- _WORK TO BE COMPLETED_: Reproduce the listing that follows with no differences at all.

-- START OF EXERCISE MATERIAL --

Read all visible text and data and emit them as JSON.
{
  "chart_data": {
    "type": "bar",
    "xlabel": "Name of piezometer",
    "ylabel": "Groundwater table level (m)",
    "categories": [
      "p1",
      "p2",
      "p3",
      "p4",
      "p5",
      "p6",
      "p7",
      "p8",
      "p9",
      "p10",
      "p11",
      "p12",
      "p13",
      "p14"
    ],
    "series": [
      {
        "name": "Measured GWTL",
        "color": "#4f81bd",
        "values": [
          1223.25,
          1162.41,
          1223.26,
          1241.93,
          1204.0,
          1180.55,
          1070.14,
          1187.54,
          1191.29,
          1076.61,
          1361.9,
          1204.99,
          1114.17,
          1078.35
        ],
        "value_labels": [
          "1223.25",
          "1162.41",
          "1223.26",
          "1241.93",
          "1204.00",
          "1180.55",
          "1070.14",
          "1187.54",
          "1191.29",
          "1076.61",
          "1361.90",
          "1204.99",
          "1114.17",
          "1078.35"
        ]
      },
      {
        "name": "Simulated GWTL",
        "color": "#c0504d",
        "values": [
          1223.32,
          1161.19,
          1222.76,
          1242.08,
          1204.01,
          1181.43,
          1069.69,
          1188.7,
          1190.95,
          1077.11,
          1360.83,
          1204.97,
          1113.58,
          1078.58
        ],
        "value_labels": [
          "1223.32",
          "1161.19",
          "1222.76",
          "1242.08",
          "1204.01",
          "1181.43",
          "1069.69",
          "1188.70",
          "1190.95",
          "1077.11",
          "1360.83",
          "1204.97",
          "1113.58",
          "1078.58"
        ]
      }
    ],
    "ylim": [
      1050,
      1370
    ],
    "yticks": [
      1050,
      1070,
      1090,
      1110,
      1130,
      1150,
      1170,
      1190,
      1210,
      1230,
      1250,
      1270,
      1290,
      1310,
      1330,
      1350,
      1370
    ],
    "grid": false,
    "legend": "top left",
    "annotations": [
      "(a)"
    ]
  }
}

-- END OF EXERCISE MATERIAL --

- _EXERCISE RESPONSE_:
Read all visible text and data and emit them as JSON.
{
  "chart_data": {
    "type": "bar",
    "xlabel": "Name of piezometer",
    "ylabel": "Groundwater table level (m)",
    "categories": [
      "p1",
      "p2",
      "p3",
      "p4",
      "p5",
      "p6",
      "p7",
      "p8",
      "p9",
      "p10",
      "p11",
      "p12",
      "p13",
      "p14"
    ],
    "series": [
      {
        "name": "Measured GWTL",
        "color": "#4f81bd",
        "values": [
          1223.25,
          1162.41,
          1223.26,
          1241.93,
          1204.0,
          1180.55,
          1070.14,
          1187.54,
          1191.29,
          1076.61,
          1361.9,
          1204.99,
          1114.17,
          1078.35
        ],
        "value_labels": [
          "1223.25",
          "1162.41",
          "1223.26",
          "1241.93",
          "1204.00",
          "1180.55",
          "1070.14",
          "1187.54",
          "1191.29",
          "1076.61",
          "1361.90",
          "1204.99",
          "1114.17",
          "1078.35"
        ]
      },
      {
        "name": "Simulated GWTL",
        "color": "#c0504d",
        "values": [
          1223.32,
          1161.19,
          1222.76,
          1242.08,
          1204.01,
          1181.43,
          1069.69,
          1188.7,
          1190.95,
          1077.11,
          1360.83,
          1204.97,
          1113.58,
          1078.58
        ],
        "value_labels": [
          "1223.32",
          "1161.19",
          "1222.76",
          "1242.08",
          "1204.01",
          "1181.43",
          "1069.69",
          "1188.70",
          "1190.95",
          "1077.11",
          "1360.83",
          "1204.97",
          "1113.58",
          "1078.58"
        ]
      }
    ],
    "ylim": [
      1050,
      1370
    ],
    "yticks": [
      1050,
      1070,
      1090,
      1110,
      1130,
      1150,
      1170,
      1190,
      1210,
      1230,
      1250,
      1270,
      1290,
      1310,
      1330,
      1350,
      1370
    ],
    "grid": false,
    "legend": "top left",
    "annotations": [
      "(a)"
    ]
  }
}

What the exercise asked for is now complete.